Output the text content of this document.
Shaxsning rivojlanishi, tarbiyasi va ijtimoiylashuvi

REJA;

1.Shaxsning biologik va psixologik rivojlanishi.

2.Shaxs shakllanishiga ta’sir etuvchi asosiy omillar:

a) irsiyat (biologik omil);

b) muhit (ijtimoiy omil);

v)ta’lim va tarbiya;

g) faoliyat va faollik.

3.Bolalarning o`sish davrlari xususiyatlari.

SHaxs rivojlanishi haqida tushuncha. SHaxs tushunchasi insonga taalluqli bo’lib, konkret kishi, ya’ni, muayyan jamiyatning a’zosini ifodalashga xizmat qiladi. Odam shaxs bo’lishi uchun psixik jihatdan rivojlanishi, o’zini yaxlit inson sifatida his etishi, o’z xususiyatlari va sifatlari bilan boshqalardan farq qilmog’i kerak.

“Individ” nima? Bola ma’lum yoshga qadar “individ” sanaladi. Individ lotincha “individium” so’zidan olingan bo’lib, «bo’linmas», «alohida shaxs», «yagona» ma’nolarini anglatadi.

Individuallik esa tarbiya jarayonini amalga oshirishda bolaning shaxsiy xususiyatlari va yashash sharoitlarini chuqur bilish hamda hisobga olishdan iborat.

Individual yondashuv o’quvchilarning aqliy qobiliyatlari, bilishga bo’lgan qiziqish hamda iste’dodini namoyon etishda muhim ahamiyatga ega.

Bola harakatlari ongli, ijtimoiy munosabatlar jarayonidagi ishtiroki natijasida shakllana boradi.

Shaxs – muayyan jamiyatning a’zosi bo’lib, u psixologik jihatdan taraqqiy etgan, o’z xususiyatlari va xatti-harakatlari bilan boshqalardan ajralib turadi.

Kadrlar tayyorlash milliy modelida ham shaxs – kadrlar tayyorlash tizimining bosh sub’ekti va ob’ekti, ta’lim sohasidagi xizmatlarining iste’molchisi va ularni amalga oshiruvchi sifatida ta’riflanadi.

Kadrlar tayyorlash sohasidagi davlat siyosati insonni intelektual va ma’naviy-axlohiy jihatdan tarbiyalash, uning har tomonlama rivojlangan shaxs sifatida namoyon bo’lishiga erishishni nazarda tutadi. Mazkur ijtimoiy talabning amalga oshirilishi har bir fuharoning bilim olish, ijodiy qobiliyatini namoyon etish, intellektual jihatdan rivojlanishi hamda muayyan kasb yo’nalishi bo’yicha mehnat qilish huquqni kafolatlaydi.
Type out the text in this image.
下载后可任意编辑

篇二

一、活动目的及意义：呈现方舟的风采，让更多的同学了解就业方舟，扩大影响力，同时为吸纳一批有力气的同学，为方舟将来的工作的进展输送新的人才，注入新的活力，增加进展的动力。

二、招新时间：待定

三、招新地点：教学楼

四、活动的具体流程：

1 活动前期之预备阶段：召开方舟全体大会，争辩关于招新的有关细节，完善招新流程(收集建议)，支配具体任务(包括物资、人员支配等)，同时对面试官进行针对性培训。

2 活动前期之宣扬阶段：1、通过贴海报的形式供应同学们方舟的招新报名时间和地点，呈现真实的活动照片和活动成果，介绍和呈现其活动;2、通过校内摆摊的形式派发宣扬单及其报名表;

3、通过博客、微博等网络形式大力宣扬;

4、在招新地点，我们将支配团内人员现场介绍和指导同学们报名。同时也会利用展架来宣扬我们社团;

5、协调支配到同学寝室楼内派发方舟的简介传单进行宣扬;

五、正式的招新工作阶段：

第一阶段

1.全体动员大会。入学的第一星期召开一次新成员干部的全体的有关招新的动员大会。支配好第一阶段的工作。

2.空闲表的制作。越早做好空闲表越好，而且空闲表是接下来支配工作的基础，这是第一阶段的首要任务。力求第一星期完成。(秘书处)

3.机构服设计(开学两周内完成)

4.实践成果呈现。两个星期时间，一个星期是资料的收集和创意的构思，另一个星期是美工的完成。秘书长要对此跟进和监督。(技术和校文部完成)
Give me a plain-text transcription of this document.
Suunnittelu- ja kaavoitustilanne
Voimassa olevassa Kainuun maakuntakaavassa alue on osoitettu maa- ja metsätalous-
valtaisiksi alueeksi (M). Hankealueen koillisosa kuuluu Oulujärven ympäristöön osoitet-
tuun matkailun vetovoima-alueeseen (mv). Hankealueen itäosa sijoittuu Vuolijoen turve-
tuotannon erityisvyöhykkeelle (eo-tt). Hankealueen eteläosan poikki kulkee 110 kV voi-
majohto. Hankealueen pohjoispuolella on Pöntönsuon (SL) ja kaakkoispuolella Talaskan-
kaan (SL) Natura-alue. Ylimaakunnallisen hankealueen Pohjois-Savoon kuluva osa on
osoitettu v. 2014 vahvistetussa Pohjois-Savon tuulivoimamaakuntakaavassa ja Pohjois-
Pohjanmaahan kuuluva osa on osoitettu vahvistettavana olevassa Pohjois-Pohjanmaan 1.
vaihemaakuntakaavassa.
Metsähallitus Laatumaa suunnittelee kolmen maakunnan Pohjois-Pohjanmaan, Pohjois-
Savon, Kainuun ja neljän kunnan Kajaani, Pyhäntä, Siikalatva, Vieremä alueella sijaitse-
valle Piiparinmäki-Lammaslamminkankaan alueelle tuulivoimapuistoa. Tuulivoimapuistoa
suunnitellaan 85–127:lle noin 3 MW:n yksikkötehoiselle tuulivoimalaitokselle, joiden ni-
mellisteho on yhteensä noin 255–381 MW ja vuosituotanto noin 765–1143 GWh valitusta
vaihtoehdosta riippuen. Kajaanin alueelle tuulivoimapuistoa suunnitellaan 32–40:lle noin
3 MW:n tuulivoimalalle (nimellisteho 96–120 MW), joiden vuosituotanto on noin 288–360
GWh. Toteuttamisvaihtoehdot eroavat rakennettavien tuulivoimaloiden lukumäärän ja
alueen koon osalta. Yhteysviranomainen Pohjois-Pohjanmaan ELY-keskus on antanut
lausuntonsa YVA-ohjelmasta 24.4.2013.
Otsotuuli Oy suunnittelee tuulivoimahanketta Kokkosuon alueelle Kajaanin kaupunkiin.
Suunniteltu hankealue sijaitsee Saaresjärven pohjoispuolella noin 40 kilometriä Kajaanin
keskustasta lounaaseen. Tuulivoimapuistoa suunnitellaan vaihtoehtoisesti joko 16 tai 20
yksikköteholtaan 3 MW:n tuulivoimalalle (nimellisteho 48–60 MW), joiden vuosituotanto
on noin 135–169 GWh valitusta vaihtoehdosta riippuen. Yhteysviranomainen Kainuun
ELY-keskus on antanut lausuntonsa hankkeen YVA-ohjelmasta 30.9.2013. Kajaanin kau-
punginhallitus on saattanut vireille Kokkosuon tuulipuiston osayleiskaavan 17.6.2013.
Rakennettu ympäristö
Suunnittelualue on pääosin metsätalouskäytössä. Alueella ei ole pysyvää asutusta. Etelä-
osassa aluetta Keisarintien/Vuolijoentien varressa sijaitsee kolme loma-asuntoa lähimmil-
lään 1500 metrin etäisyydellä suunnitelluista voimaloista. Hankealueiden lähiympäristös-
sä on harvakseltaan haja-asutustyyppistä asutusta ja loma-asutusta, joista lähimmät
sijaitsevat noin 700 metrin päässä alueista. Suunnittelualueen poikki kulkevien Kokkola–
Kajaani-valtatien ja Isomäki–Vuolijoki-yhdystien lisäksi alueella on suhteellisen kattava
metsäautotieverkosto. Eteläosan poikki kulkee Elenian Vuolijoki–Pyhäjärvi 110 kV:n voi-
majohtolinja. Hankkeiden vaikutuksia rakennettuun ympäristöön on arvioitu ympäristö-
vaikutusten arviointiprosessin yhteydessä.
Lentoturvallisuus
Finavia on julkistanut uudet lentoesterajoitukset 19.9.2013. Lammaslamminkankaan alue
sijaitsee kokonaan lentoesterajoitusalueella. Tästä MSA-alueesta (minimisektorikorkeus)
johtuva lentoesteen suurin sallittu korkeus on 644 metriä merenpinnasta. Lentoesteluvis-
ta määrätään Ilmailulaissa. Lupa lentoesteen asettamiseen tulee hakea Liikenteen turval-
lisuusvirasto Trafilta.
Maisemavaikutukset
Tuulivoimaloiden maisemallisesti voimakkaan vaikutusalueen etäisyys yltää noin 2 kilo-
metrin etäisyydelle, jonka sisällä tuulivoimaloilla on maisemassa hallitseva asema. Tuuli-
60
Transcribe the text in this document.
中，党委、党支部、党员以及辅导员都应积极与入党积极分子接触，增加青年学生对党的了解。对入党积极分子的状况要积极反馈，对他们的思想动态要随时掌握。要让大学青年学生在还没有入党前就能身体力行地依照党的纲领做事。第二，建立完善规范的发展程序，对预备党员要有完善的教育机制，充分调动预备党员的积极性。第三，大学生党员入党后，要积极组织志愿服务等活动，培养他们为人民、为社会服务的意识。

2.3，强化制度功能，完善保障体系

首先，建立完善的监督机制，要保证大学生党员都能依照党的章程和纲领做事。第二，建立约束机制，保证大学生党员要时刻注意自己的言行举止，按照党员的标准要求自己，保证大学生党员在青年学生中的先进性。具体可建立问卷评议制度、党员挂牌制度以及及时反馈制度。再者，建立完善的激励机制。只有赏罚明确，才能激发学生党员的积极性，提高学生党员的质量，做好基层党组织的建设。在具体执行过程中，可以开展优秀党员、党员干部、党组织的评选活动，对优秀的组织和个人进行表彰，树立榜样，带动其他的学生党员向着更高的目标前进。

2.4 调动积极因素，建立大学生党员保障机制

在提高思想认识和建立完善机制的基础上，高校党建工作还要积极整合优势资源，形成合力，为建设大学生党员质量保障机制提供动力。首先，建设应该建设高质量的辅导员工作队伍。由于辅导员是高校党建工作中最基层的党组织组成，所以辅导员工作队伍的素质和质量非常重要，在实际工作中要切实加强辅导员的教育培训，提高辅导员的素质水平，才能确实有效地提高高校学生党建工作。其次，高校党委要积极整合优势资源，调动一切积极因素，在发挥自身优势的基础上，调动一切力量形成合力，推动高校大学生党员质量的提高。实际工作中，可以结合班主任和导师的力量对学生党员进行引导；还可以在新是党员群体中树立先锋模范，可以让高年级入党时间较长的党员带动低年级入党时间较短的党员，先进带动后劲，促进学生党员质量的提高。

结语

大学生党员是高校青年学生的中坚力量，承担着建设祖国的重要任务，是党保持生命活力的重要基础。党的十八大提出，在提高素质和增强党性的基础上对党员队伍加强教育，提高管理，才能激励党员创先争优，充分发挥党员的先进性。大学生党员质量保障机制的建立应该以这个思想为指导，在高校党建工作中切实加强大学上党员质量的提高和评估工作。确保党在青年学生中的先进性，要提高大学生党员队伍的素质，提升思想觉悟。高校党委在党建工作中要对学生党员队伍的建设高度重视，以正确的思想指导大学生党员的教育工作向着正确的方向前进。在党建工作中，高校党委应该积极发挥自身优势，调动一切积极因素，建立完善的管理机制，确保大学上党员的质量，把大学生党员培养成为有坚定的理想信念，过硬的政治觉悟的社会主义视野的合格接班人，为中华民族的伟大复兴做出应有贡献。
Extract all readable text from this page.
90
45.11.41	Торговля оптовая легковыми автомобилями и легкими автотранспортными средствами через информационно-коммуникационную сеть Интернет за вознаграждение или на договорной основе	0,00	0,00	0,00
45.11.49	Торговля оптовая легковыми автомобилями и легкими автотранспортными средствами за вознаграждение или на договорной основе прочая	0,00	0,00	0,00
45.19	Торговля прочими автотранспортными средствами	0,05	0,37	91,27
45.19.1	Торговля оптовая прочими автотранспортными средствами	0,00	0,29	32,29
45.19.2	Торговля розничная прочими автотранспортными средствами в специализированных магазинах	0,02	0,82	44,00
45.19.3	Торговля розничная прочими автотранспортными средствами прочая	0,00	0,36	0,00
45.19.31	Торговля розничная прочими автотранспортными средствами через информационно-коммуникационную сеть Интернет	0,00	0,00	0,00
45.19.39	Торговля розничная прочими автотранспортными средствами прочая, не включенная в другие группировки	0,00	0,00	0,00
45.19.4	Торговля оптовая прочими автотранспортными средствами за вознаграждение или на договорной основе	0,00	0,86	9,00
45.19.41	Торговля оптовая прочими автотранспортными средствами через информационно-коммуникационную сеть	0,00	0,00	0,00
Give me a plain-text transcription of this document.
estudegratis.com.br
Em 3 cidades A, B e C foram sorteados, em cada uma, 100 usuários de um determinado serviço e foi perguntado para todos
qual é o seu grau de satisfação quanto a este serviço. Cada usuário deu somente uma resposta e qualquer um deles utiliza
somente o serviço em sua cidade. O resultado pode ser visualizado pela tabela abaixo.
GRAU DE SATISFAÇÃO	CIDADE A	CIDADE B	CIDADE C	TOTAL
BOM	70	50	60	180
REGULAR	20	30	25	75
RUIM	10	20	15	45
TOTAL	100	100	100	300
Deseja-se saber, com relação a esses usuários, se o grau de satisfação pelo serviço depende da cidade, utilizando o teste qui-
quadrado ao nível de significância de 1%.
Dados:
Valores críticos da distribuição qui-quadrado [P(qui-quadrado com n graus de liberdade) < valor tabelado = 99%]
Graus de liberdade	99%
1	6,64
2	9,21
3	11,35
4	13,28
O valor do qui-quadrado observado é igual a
■ ■ ■ ■
#### [AIM]
Count the lines of the material that include the word "harakatlari", then state only the total.

#### [FINISHED TASK]
2